Start Dataset
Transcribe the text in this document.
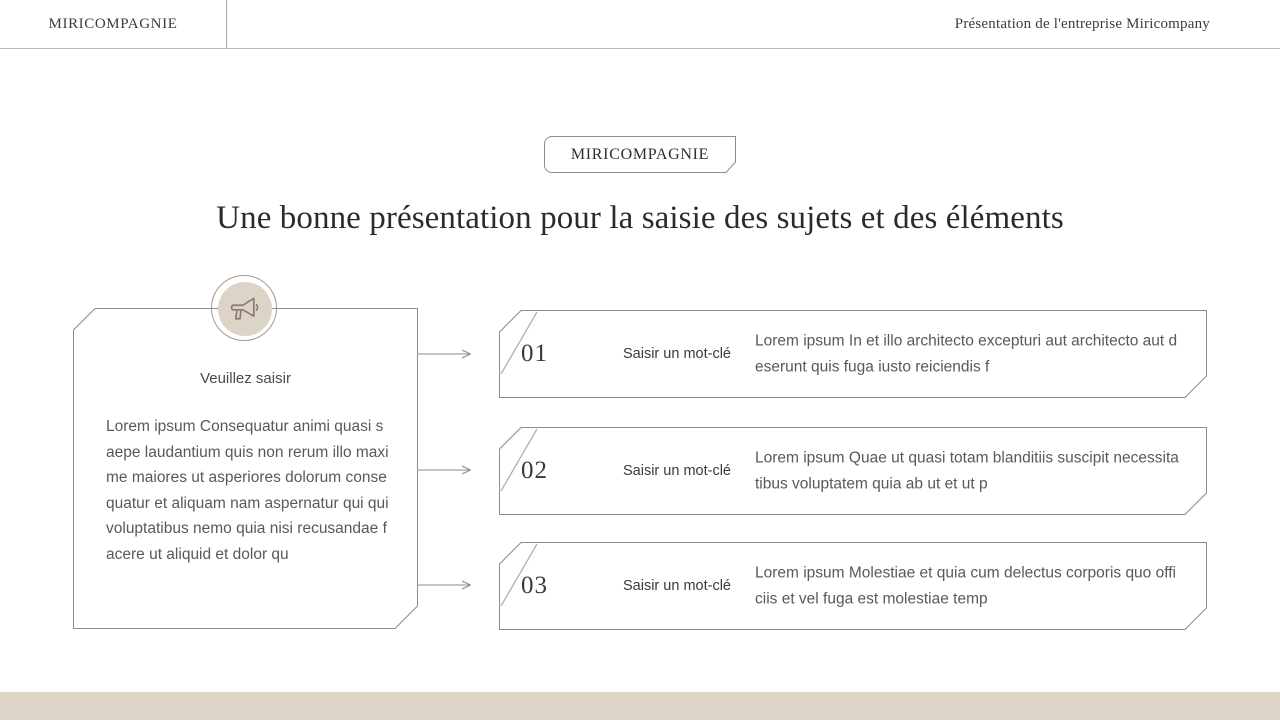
MIRICOMPAGNIE	Présentation de l'entreprise Miricompany
MIRICOMPAGNIE
Une bonne présentation pour la saisie des sujets et des éléments
Veuillez saisir
Lorem ipsum Consequatur animi quasi saepe laudantium quis non rerum illo maxime maiores ut asperiores dolorum consequatur et aliquam nam aspernatur qui qui voluptatibus nemo quia nisi recusandae facere ut aliquid et dolor qu
01	Saisir un mot-clé
Lorem ipsum In et illo architecto excepturi aut architecto aut deserunt quis fuga iusto reiciendis f
02	Saisir un mot-clé
Lorem ipsum Quae ut quasi totam blanditiis suscipit necessitatibus voluptatem quia ab ut et ut p
03	Saisir un mot-clé
Lorem ipsum Molestiae et quia cum delectus corporis quo officiis et vel fuga est molestiae temp
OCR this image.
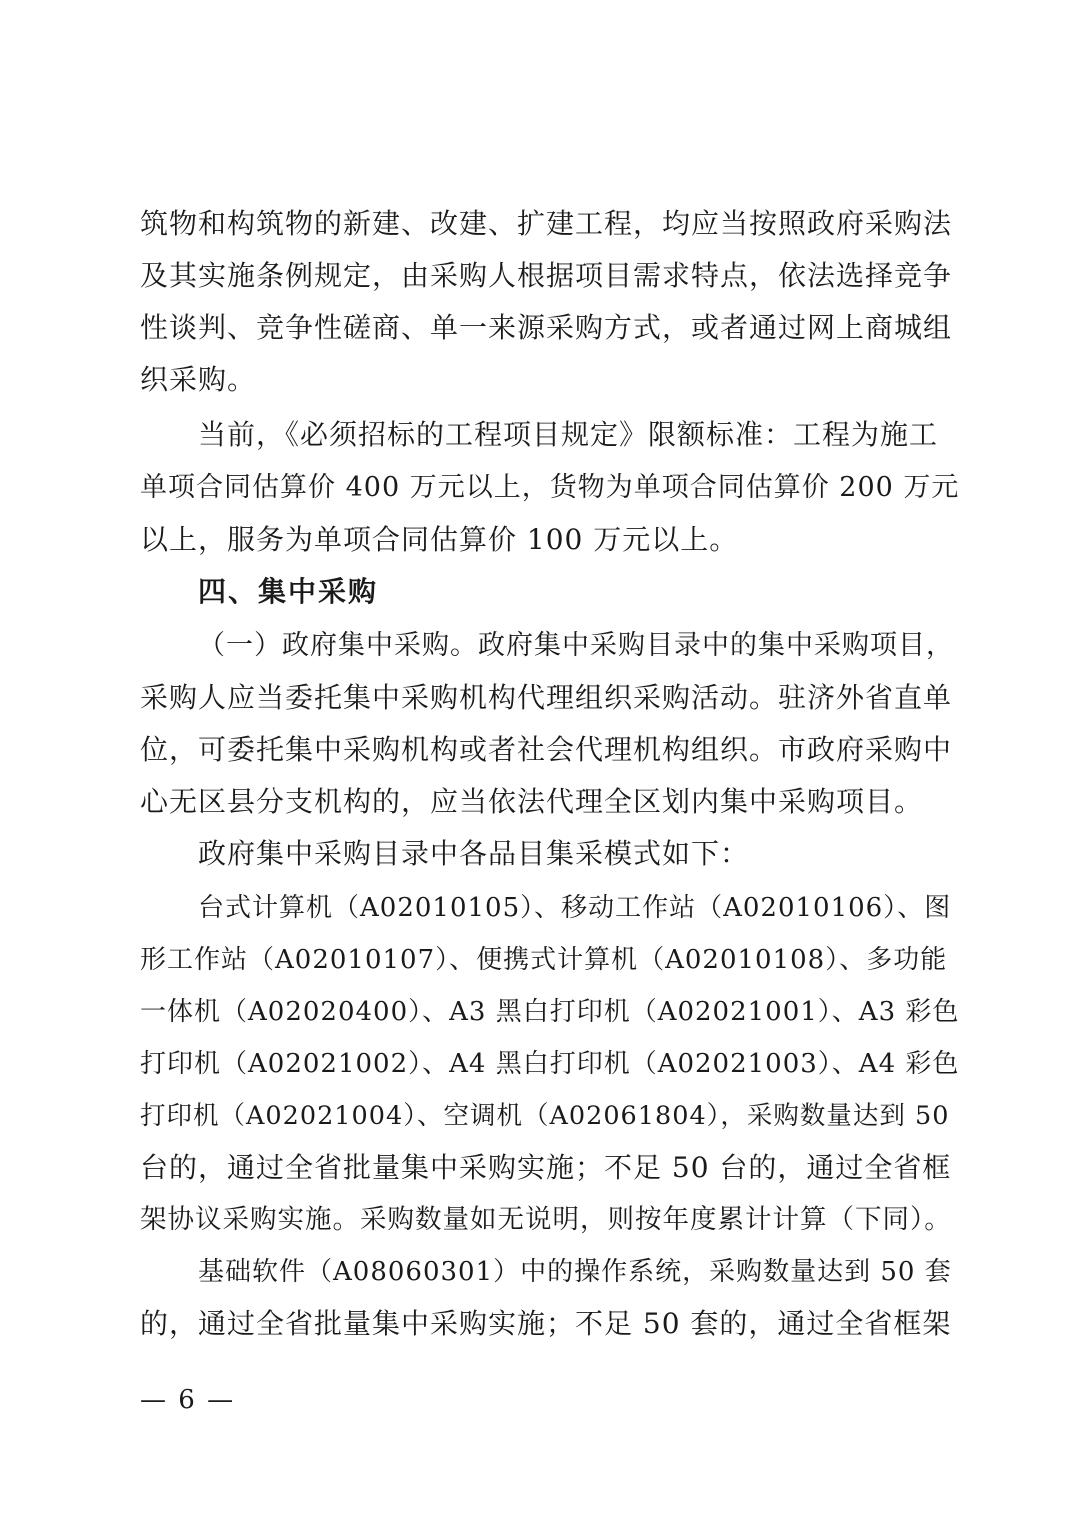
筑物和构筑物的新建、改建、扩建工程，均应当按照政府采购法
及其实施条例规定，由采购人根据项目需求特点，依法选择竞争
性谈判、竞争性磋商、单一来源采购方式，或者通过网上商城组
织采购。
当前，《必须招标的工程项目规定》限额标准：工程为施工
单项合同估算价 400 万元以上，货物为单项合同估算价 200 万元
以上，服务为单项合同估算价 100 万元以上。
四、集中采购
（一）政府集中采购。政府集中采购目录中的集中采购项目，
采购人应当委托集中采购机构代理组织采购活动。驻济外省直单
位，可委托集中采购机构或者社会代理机构组织。市政府采购中
心无区县分支机构的，应当依法代理全区划内集中采购项目。
政府集中采购目录中各品目集采模式如下：
台式计算机（A02010105）、移动工作站（A02010106）、图
形工作站（A02010107）、便携式计算机（A02010108）、多功能
一体机（A02020400）、A3 黑白打印机（A02021001）、A3 彩色
打印机（A02021002）、A4 黑白打印机（A02021003）、A4 彩色
打印机（A02021004）、空调机（A02061804），采购数量达到 50
台的，通过全省批量集中采购实施；不足 50 台的，通过全省框
架协议采购实施。采购数量如无说明，则按年度累计计算（下同）。
基础软件（A08060301）中的操作系统，采购数量达到 50 套
的，通过全省批量集中采购实施；不足 50 套的，通过全省框架
— 6 —
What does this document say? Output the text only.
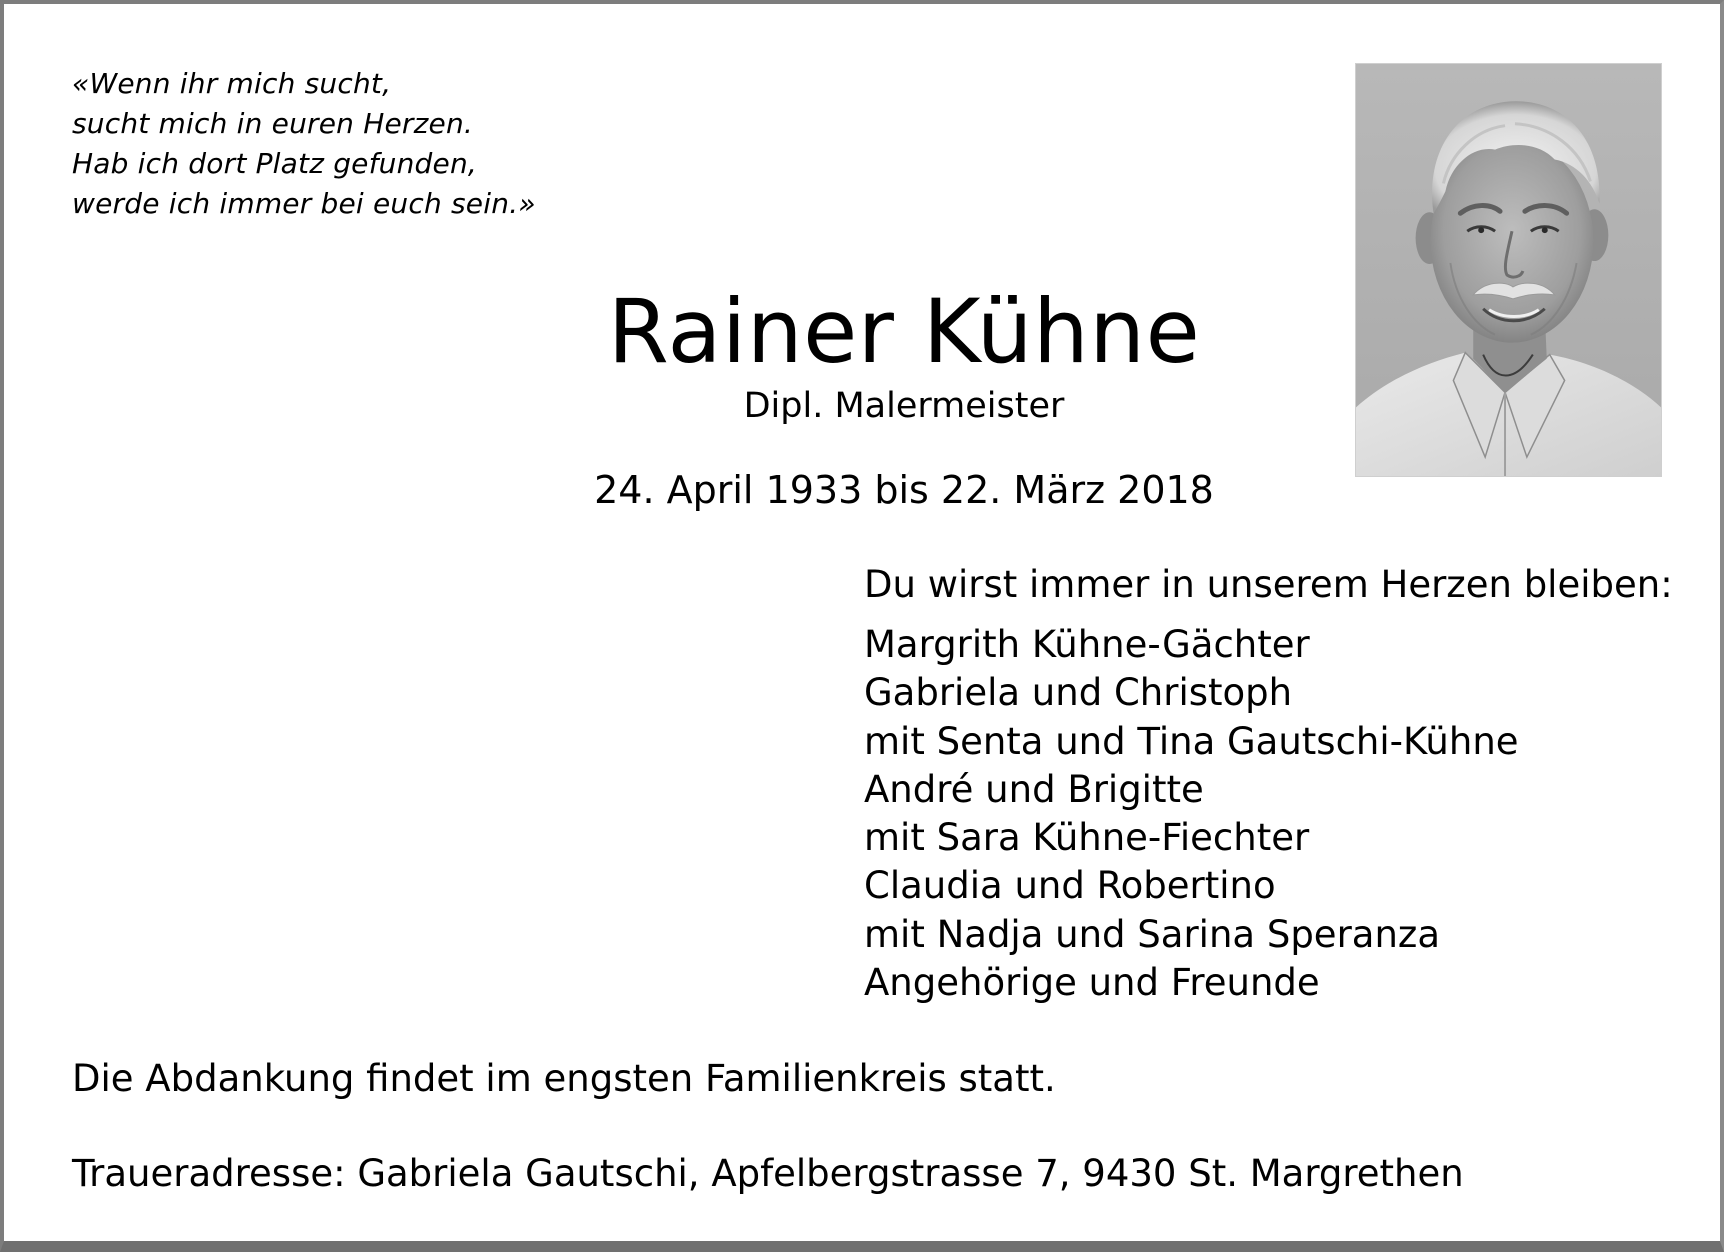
«Wenn ihr mich sucht,
sucht mich in euren Herzen.
Hab ich dort Platz gefunden,
werde ich immer bei euch sein.»
Rainer Kühne
Dipl. Malermeister
24. April 1933 bis 22. März 2018
Du wirst immer in unserem Herzen bleiben:
Margrith Kühne-Gächter
Gabriela und Christoph
mit Senta und Tina Gautschi-Kühne
André und Brigitte
mit Sara Kühne-Fiechter
Claudia und Robertino
mit Nadja und Sarina Speranza
Angehörige und Freunde
Die Abdankung findet im engsten Familienkreis statt.
Traueradresse: Gabriela Gautschi, Apfelbergstrasse 7, 9430 St. Margrethen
End Dataset
With the pictures left out, please output each line from the one containing "What does this" through the end of the entries, exactly as it is.

#### Solution for this exercise:
What does this document say? Output the text only.
«Wenn ihr mich sucht,
sucht mich in euren Herzen.
Hab ich dort Platz gefunden,
werde ich immer bei euch sein.»
Rainer Kühne
Dipl. Malermeister
24. April 1933 bis 22. März 2018
Du wirst immer in unserem Herzen bleiben:
Margrith Kühne-Gächter
Gabriela und Christoph
mit Senta und Tina Gautschi-Kühne
André und Brigitte
mit Sara Kühne-Fiechter
Claudia und Robertino
mit Nadja und Sarina Speranza
Angehörige und Freunde
Die Abdankung findet im engsten Familienkreis statt.
Traueradresse: Gabriela Gautschi, Apfelbergstrasse 7, 9430 St. Margrethen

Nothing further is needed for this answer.